* begin *

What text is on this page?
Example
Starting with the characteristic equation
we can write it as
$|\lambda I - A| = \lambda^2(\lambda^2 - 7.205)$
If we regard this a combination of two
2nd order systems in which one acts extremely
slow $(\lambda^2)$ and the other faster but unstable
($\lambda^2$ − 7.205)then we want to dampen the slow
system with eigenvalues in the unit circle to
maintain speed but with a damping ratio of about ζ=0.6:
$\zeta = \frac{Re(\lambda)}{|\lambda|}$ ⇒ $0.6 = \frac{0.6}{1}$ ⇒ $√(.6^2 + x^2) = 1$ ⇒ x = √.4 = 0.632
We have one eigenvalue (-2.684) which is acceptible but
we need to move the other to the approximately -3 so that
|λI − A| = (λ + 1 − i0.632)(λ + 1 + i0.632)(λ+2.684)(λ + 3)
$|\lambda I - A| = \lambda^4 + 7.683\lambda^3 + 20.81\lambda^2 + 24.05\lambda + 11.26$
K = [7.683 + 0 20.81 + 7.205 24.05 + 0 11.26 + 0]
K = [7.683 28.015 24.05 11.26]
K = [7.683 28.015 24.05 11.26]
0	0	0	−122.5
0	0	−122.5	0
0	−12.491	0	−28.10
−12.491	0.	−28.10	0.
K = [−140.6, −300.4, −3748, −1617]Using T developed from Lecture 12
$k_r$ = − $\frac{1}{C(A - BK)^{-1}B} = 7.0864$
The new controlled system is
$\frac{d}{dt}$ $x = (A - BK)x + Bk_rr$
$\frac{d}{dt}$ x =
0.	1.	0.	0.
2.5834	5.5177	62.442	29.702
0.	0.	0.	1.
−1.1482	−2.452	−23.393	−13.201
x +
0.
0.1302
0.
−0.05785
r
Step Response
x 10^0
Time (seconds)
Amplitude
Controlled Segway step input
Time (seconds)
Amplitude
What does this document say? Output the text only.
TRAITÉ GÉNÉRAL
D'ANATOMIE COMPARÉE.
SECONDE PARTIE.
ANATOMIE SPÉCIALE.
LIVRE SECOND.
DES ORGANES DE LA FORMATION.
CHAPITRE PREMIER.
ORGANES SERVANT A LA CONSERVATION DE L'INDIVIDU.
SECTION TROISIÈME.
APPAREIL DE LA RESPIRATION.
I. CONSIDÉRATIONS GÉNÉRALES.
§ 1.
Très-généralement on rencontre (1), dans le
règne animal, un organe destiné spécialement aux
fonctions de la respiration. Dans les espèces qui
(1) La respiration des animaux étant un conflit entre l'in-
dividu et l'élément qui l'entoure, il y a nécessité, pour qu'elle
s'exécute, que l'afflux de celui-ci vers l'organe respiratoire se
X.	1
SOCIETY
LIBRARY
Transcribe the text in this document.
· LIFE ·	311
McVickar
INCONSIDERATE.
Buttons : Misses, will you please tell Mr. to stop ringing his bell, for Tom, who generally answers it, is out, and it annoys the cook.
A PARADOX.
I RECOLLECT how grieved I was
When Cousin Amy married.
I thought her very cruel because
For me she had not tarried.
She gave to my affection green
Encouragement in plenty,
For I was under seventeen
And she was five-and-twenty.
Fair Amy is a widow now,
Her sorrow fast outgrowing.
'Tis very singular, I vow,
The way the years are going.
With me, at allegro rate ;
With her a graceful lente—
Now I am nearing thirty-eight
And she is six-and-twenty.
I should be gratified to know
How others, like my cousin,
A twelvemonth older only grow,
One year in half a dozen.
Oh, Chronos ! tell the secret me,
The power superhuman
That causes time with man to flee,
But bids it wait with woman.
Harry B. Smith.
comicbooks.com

* end *

• [Written request]:
Select every line of the material above holding the word "What" and copy it.

• [Exercise solution]:
What text is on this page?
What does this document say? Output the text only.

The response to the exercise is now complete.